> **How to complete this task**
Whenever a line carries the word "Haemophilus", pull it out of the entries.

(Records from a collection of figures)
⁂

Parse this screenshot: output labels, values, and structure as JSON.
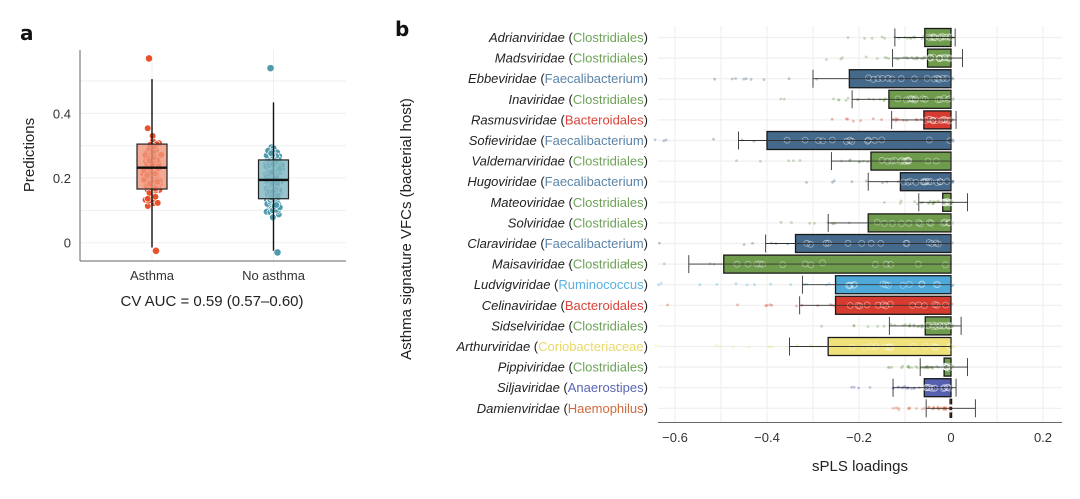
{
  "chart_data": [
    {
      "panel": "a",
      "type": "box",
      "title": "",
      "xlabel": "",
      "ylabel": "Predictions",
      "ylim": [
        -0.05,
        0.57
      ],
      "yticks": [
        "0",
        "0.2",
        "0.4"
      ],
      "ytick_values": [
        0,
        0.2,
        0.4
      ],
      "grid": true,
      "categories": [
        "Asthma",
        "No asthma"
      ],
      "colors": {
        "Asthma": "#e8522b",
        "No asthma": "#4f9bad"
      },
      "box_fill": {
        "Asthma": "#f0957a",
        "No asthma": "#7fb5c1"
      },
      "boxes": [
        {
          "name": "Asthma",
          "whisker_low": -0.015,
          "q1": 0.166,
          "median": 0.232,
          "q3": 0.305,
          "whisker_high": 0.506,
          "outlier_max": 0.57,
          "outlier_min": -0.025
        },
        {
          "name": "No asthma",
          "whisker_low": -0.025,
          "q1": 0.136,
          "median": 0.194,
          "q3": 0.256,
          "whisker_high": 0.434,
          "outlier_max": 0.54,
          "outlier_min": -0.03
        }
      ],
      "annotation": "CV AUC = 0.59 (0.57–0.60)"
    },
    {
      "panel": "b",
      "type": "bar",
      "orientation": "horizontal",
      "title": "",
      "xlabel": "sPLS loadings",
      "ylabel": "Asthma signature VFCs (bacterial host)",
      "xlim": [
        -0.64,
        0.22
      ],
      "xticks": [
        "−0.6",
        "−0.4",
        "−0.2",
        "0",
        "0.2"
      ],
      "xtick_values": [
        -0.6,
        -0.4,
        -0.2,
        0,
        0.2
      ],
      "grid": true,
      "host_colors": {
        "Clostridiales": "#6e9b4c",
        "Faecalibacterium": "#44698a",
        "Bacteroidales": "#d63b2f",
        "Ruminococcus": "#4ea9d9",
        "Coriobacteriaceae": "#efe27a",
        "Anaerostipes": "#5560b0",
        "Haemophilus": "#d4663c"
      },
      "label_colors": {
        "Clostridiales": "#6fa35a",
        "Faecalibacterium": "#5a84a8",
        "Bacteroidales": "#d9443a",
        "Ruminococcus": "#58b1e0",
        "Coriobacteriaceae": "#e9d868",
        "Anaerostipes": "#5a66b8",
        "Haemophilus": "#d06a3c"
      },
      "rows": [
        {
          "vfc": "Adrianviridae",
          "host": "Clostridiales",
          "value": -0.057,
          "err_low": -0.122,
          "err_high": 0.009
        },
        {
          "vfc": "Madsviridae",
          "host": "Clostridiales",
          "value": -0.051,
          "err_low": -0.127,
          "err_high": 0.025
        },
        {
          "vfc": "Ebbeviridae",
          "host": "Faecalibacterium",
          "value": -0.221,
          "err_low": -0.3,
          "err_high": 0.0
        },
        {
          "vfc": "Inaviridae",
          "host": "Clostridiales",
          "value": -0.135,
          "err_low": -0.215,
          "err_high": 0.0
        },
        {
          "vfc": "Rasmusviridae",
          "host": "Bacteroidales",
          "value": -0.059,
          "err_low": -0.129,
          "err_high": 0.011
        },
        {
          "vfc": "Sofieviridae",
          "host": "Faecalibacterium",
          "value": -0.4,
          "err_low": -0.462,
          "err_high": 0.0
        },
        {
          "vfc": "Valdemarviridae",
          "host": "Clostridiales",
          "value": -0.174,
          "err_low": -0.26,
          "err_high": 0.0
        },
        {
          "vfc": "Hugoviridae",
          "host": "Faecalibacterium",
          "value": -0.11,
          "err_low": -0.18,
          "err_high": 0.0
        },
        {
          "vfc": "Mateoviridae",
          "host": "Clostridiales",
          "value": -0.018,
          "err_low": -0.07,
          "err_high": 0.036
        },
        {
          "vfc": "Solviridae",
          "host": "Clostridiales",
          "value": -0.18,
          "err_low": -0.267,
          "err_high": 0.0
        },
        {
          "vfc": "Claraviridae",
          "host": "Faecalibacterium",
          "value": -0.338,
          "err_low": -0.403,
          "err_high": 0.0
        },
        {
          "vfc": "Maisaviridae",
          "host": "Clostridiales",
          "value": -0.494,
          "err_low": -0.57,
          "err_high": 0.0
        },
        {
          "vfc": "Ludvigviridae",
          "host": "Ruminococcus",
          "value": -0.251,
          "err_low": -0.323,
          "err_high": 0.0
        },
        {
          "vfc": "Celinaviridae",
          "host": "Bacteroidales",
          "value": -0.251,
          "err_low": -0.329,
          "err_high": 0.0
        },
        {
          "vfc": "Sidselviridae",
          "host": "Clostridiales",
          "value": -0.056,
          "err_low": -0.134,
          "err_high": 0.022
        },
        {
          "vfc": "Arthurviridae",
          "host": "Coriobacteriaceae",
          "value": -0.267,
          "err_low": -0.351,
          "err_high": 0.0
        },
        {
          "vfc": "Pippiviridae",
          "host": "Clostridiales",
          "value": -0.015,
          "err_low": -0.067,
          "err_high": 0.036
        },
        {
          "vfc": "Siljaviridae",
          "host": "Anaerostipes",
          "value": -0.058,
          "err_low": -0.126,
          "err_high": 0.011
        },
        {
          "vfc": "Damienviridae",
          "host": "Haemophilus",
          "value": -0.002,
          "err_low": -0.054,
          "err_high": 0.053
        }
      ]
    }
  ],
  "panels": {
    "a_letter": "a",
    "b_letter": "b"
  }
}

⁂

> **Completed task**
        "Haemophilus": "#d4663c"
        "Haemophilus": "#d06a3c"
          "host": "Haemophilus",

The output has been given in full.